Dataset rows
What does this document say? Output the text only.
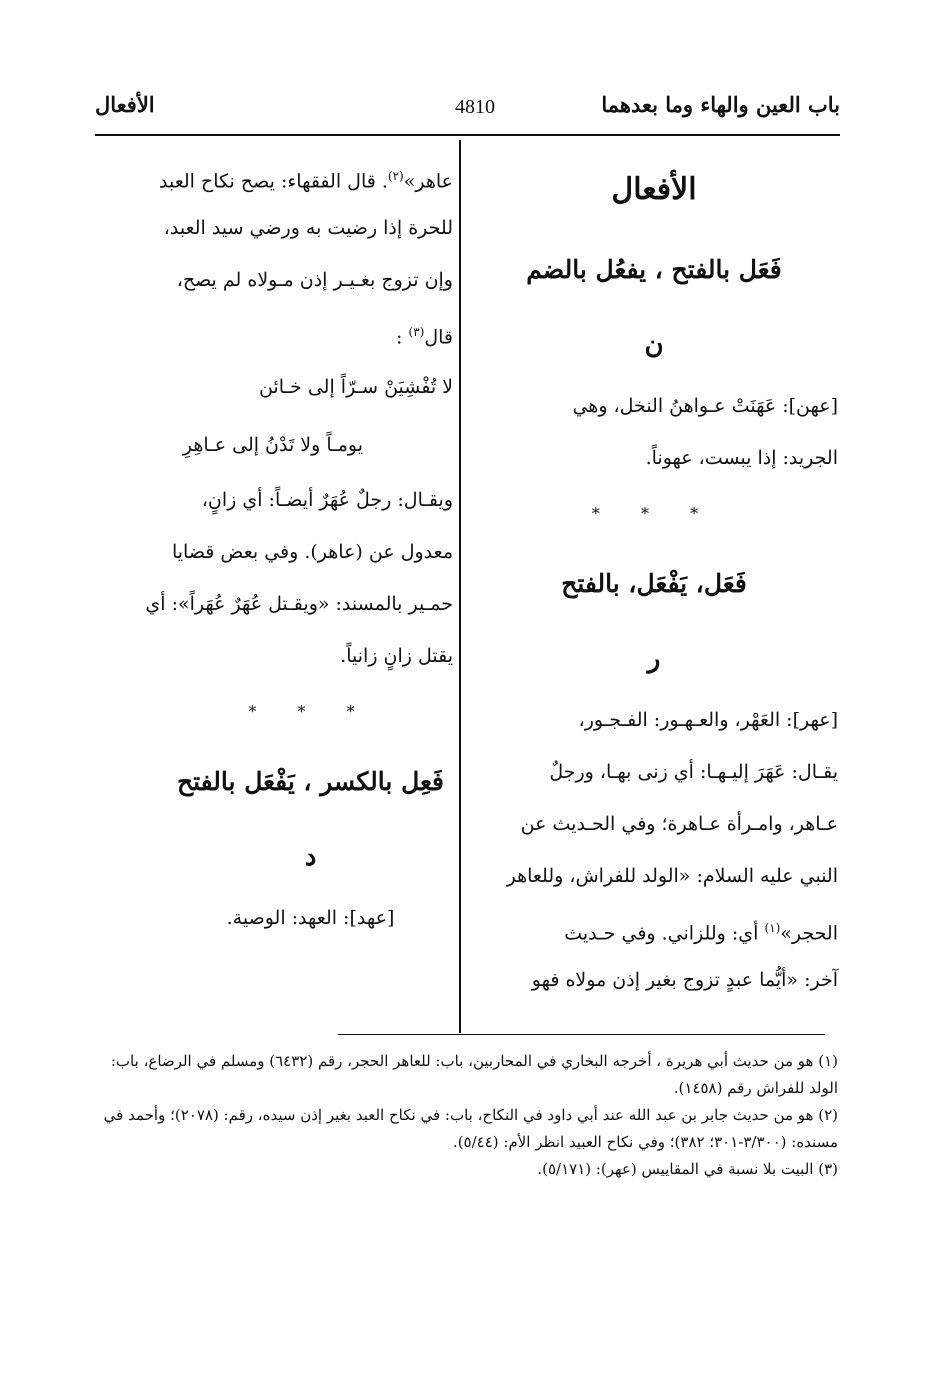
باب العين والهاء وما بعدهما
4810
الأفعال
الأفعال
فَعَل بالفتح ، يفعُل بالضم
ن
[عهن]: عَهَنَتْ عـواهنُ النخل، وهي
الجريد: إذا يبست، عهوناً.
* * *
فَعَل، يَفْعَل، بالفتح
ر
[عهر]: العَهْر، والعـهـور: الفـجـور،
يقـال: عَهَرَ إليـهـا: أي زنى بهـا، ورجلٌ
عـاهر، وامـرأة عـاهرة؛ وفي الحـديث عن
النبي عليه السلام: «الولد للفراش، وللعاهر
الحجر»$^{(١)}$ أي: وللزاني. وفي حـديث
آخر: «أيُّما عبدٍ تزوج بغير إذن مولاه فهو
عاهر»$^{(٢)}$. قال الفقهاء: يصح نكاح العبد
للحرة إذا رضيت به ورضي سيد العبد،
وإن تزوج بغـيـر إذن مـولاه لم يصح،
قال$^{(٣)}$ :
لا تُفْشِيَنْ سـرّاً إلى خـائن
يومـاً ولا تَدْنُ إلى عـاهِرِ
ويقـال: رجلٌ عُهَرٌ أيضـاً: أي زانٍ،
معدول عن (عاهر). وفي بعض قضايا
حمـير بالمسند: «ويقـتل عُهَرٌ عُهَراً»: أي
يقتل زانٍ زانياً.
* * *
فَعِل بالكسر ، يَفْعَل بالفتح
د
[عهد]: العهد: الوصية.
(١) هو من حديث أبي هريرة ، أخرجه البخاري في المحاربين، باب: للعاهر الحجر، رقم (٦٤٣٢) ومسلم في الرضاع، باب: الولد للفراش رقم (١٤٥٨).
(٢) هو من حديث جابر بن عبد الله عند أبي داود في النكاح، باب: في نكاح العبد بغير إذن سيده، رقم: (٢٠٧٨)؛ وأحمد في مسنده: (٣/٣٠٠-٣٠١؛ ٣٨٢)؛ وفي نكاح العبيد انظر الأم: (٥/٤٤).
(٣) البيت بلا نسبة في المقاييس (عهر): (٥/١٧١).
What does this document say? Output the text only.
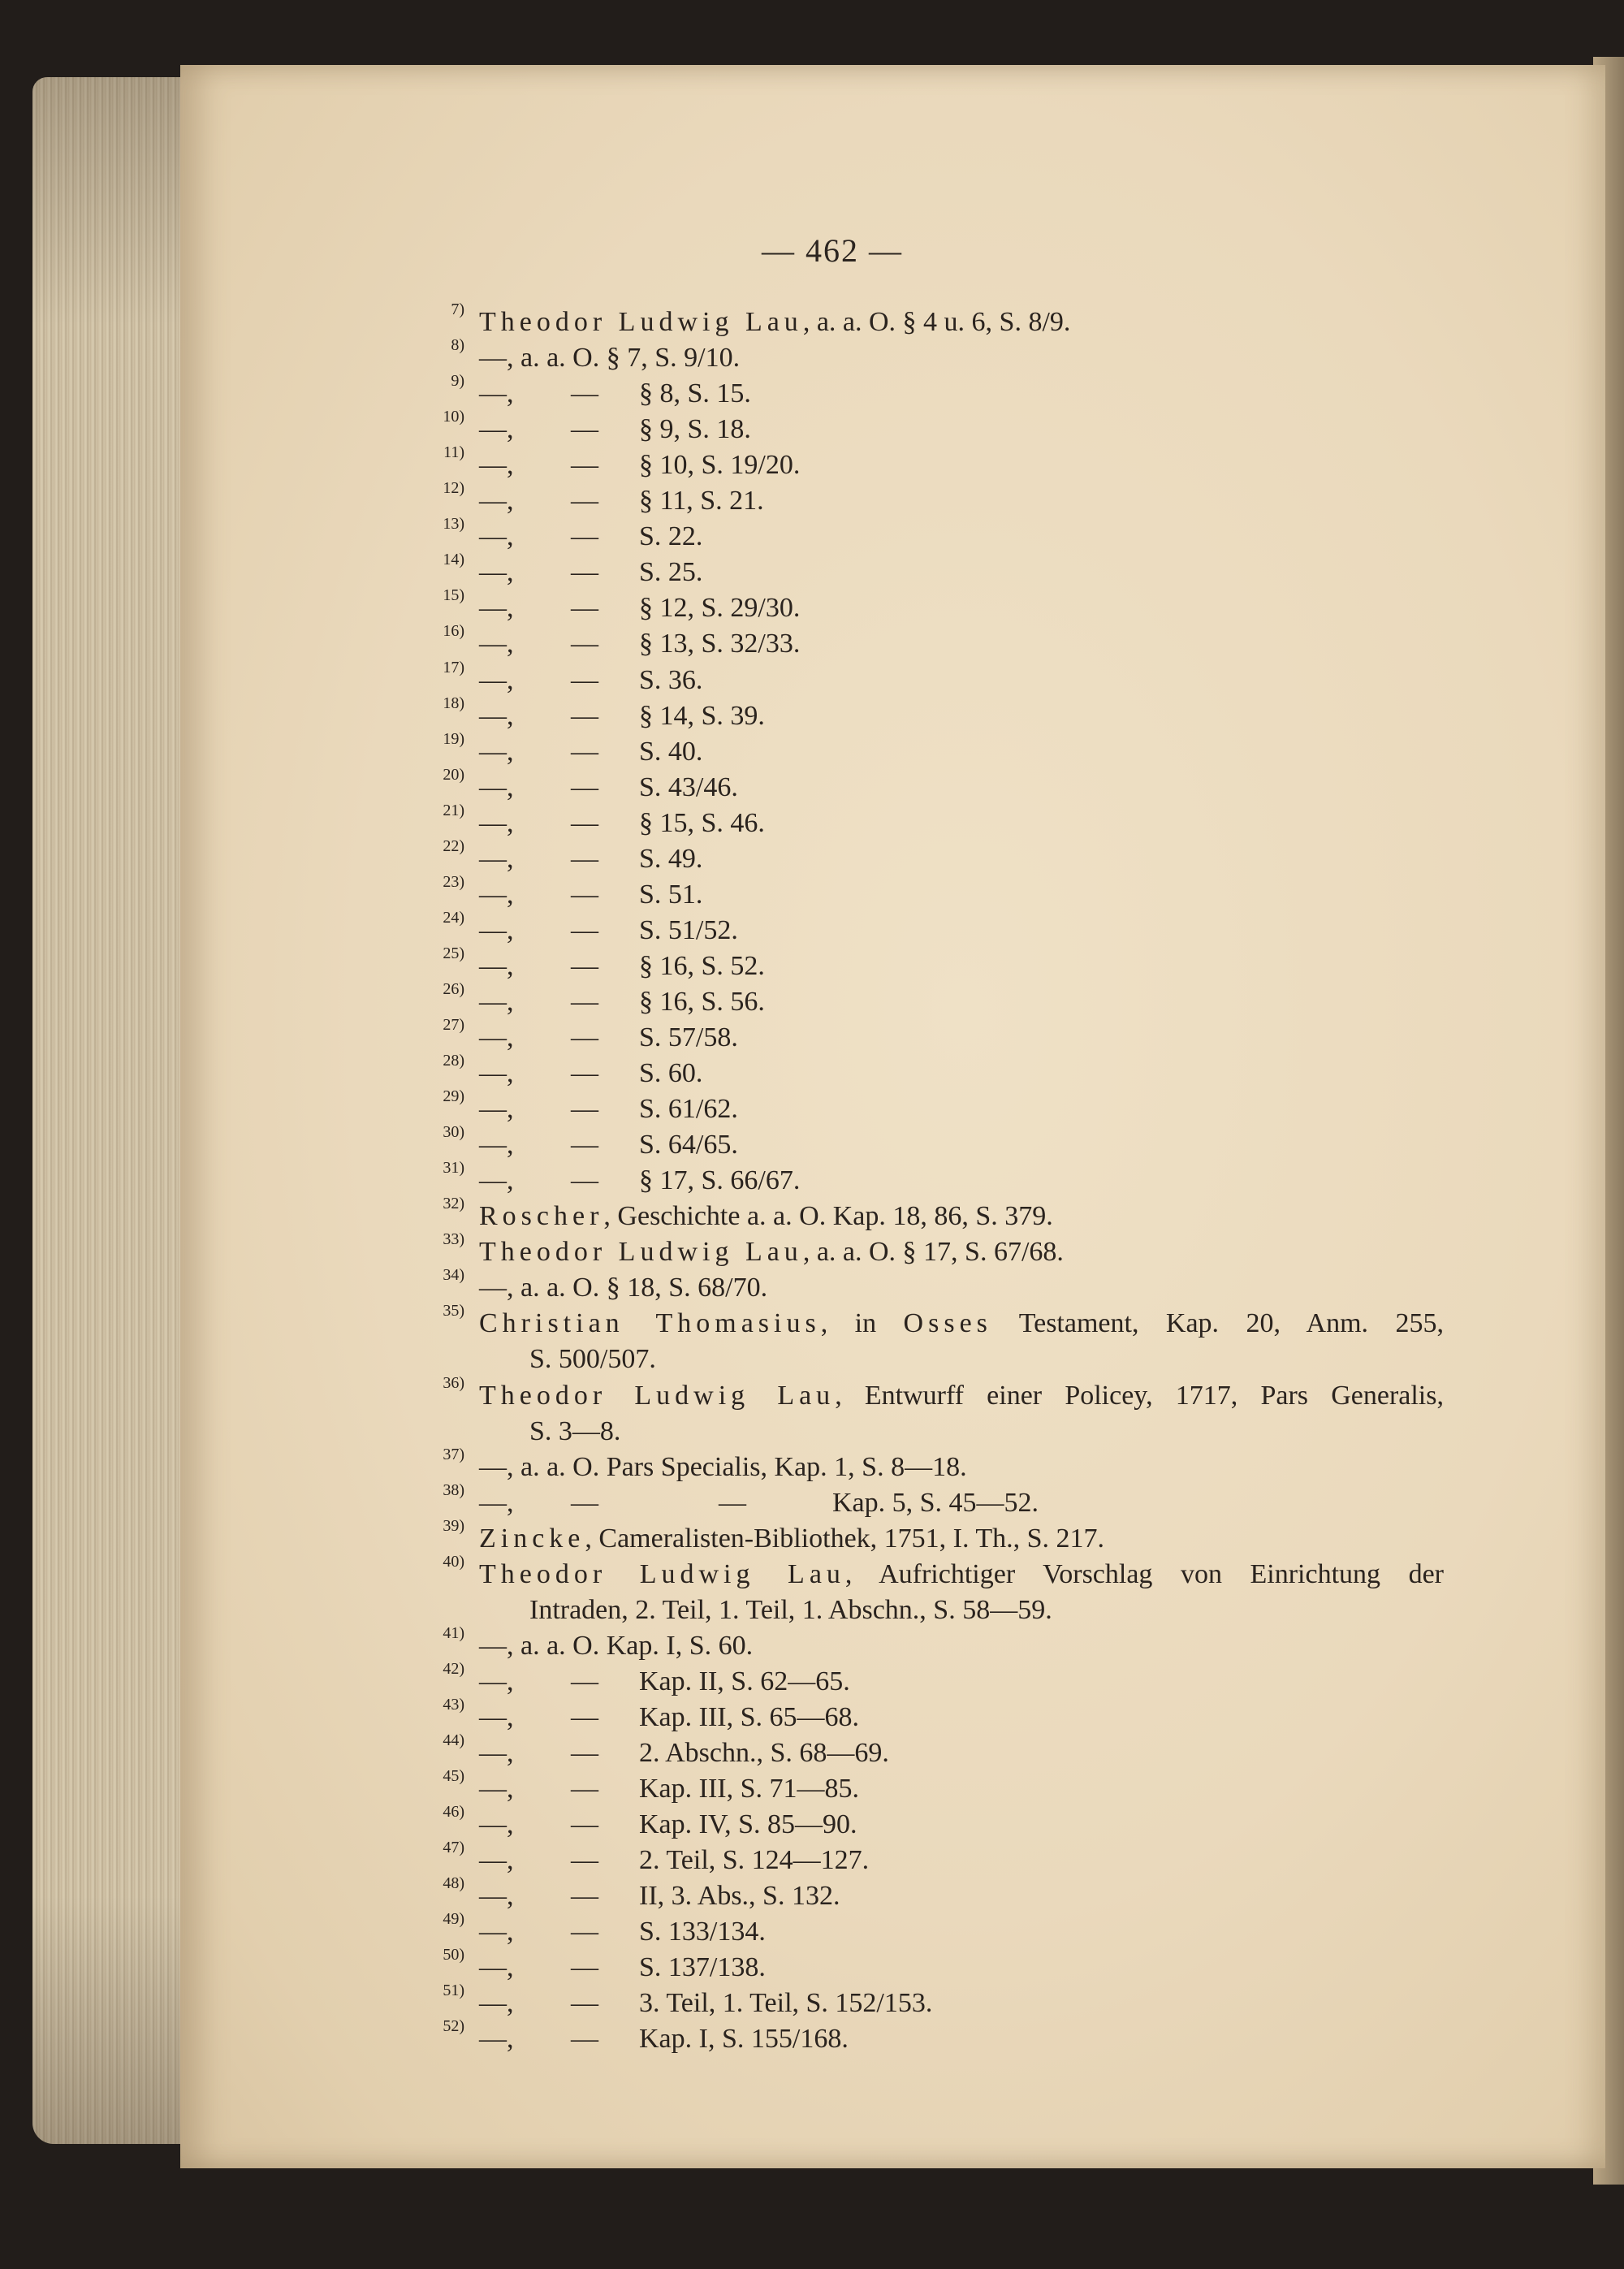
— 462 —
7) Theodor Ludwig Lau, a. a. O. § 4 u. 6, S. 8/9.
8) —, a. a. O. § 7, S. 9/10.
9) —, — § 8, S. 15.
10) —, — § 9, S. 18.
11) —, — § 10, S. 19/20.
12) —, — § 11, S. 21.
13) —, — S. 22.
14) —, — S. 25.
15) —, — § 12, S. 29/30.
16) —, — § 13, S. 32/33.
17) —, — S. 36.
18) —, — § 14, S. 39.
19) —, — S. 40.
20) —, — S. 43/46.
21) —, — § 15, S. 46.
22) —, — S. 49.
23) —, — S. 51.
24) —, — S. 51/52.
25) —, — § 16, S. 52.
26) —, — § 16, S. 56.
27) —, — S. 57/58.
28) —, — S. 60.
29) —, — S. 61/62.
30) —, — S. 64/65.
31) —, — § 17, S. 66/67.
32) Roscher, Geschichte a. a. O. Kap. 18, 86, S. 379.
33) Theodor Ludwig Lau, a. a. O. § 17, S. 67/68.
34) —, a. a. O. § 18, S. 68/70.
35) Christian Thomasius, in Osses Testament, Kap. 20, Anm. 255,
S. 500/507.
36) Theodor Ludwig Lau, Entwurff einer Policey, 1717, Pars Generalis,
S. 3—8.
37) —, a. a. O. Pars Specialis, Kap. 1, S. 8—18.
38) —, —	—	Kap. 5, S. 45—52.
39) Zincke, Cameralisten-Bibliothek, 1751, I. Th., S. 217.
40) Theodor Ludwig Lau, Aufrichtiger Vorschlag von Einrichtung der
Intraden, 2. Teil, 1. Teil, 1. Abschn., S. 58—59.
41) —, a. a. O. Kap. I, S. 60.
42) —, — Kap. II, S. 62—65.
43) —, — Kap. III, S. 65—68.
44) —, — 2. Abschn., S. 68—69.
45) —, — Kap. III, S. 71—85.
46) —, — Kap. IV, S. 85—90.
47) —, — 2. Teil, S. 124—127.
48) —, — II, 3. Abs., S. 132.
49) —, — S. 133/134.
50) —, — S. 137/138.
51) —, — 3. Teil, 1. Teil, S. 152/153.
52) —, — Kap. I, S. 155/168.
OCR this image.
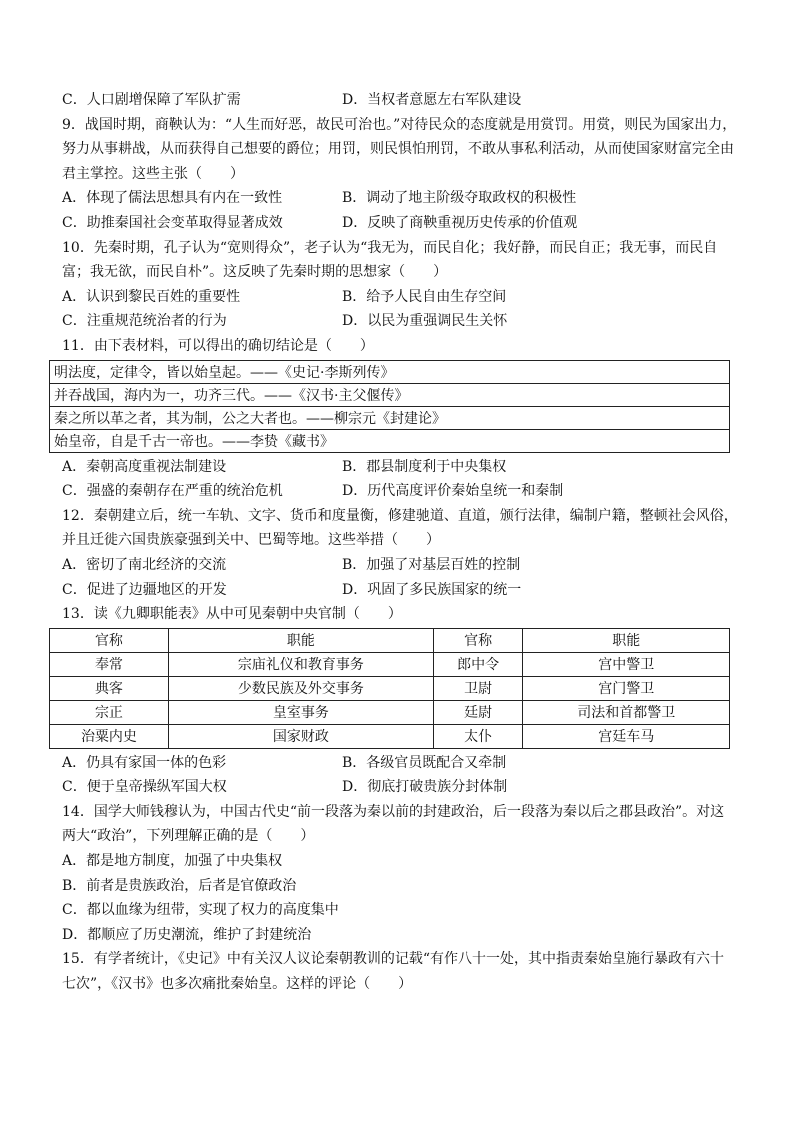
C．人口剧增保障了军队扩需	D．当权者意愿左右军队建设
9．战国时期，商鞅认为：“人生而好恶，故民可治也。”对待民众的态度就是用赏罚。用赏，则民为国家出力，
努力从事耕战，从而获得自己想要的爵位；用罚，则民惧怕刑罚，不敢从事私利活动，从而使国家财富完全由
君主掌控。这些主张（　　）
A．体现了儒法思想具有内在一致性	B．调动了地主阶级夺取政权的积极性
C．助推秦国社会变革取得显著成效	D．反映了商鞅重视历史传承的价值观
10．先秦时期，孔子认为“宽则得众”，老子认为“我无为，而民自化；我好静，而民自正；我无事，而民自
富；我无欲，而民自朴”。这反映了先秦时期的思想家（　　）
A．认识到黎民百姓的重要性	B．给予人民自由生存空间
C．注重规范统治者的行为	D．以民为重强调民生关怀
11．由下表材料，可以得出的确切结论是（　　）
明法度，定律令，皆以始皇起。——《史记·李斯列传》
并吞战国，海内为一，功齐三代。——《汉书·主父偃传》
秦之所以革之者，其为制，公之大者也。——柳宗元《封建论》
始皇帝，自是千古一帝也。——李贽《藏书》
A．秦朝高度重视法制建设	B．郡县制度利于中央集权
C．强盛的秦朝存在严重的统治危机	D．历代高度评价秦始皇统一和秦制
12．秦朝建立后，统一车轨、文字、货币和度量衡，修建驰道、直道，颁行法律，编制户籍，整顿社会风俗，
并且迁徙六国贵族豪强到关中、巴蜀等地。这些举措（　　）
A．密切了南北经济的交流	B．加强了对基层百姓的控制
C．促进了边疆地区的开发	D．巩固了多民族国家的统一
13．读《九卿职能表》从中可见秦朝中央官制（　　）
官称	职能	官称	职能
奉常	宗庙礼仪和教育事务	郎中令	宫中警卫
典客	少数民族及外交事务	卫尉	宫门警卫
宗正	皇室事务	廷尉	司法和首都警卫
治粟内史	国家财政	太仆	宫廷车马
A．仍具有家国一体的色彩	B．各级官员既配合又牵制
C．便于皇帝操纵军国大权	D．彻底打破贵族分封体制
14．国学大师钱穆认为，中国古代史“前一段落为秦以前的封建政治，后一段落为秦以后之郡县政治”。对这
两大“政治”，下列理解正确的是（　　）
A．都是地方制度，加强了中央集权
B．前者是贵族政治，后者是官僚政治
C．都以血缘为纽带，实现了权力的高度集中
D．都顺应了历史潮流，维护了封建统治
15．有学者统计，《史记》中有关汉人议论秦朝教训的记载“有作八十一处，其中指责秦始皇施行暴政有六十
七次”，《汉书》也多次痛批秦始皇。这样的评论（　　）
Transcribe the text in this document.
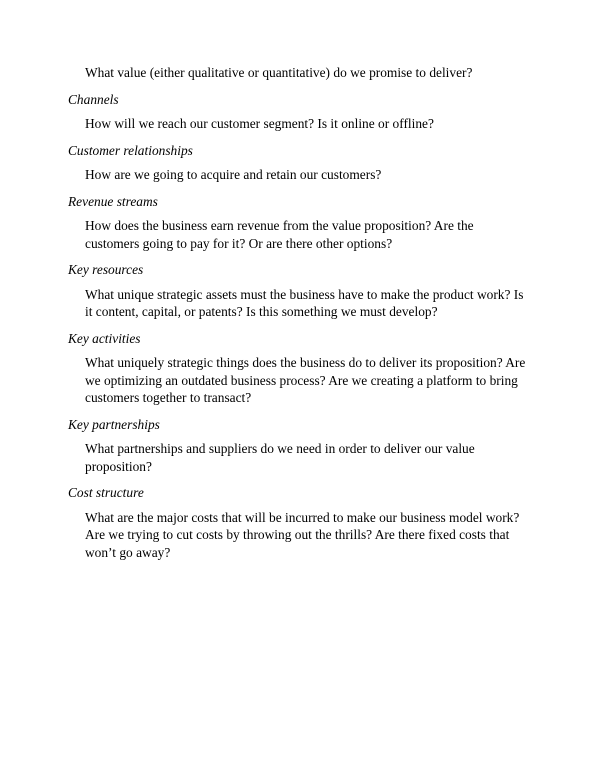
What value (either qualitative or quantitative) do we promise to deliver?

Channels

How will we reach our customer segment? Is it online or offline?

Customer relationships

How are we going to acquire and retain our customers?

Revenue streams

How does the business earn revenue from the value proposition? Are the customers going to pay for it? Or are there other options?

Key resources

What unique strategic assets must the business have to make the product work? Is it content, capital, or patents? Is this something we must develop?

Key activities

What uniquely strategic things does the business do to deliver its proposition? Are we optimizing an outdated business process? Are we creating a platform to bring customers together to transact?

Key partnerships

What partnerships and suppliers do we need in order to deliver our value proposition?

Cost structure

What are the major costs that will be incurred to make our business model work? Are we trying to cut costs by throwing out the thrills? Are there fixed costs that won’t go away?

EXERCISE DETAILS: Find the string "Teil" in the records, then copy each line where it occurs.

FINISHED TASK:
Intraden, 2. Teil, 1. Teil, 1. Abschn., S. 58—59.
47) —, — 2. Teil, S. 124—127.
51) —, — 3. Teil, 1. Teil, S. 152/153.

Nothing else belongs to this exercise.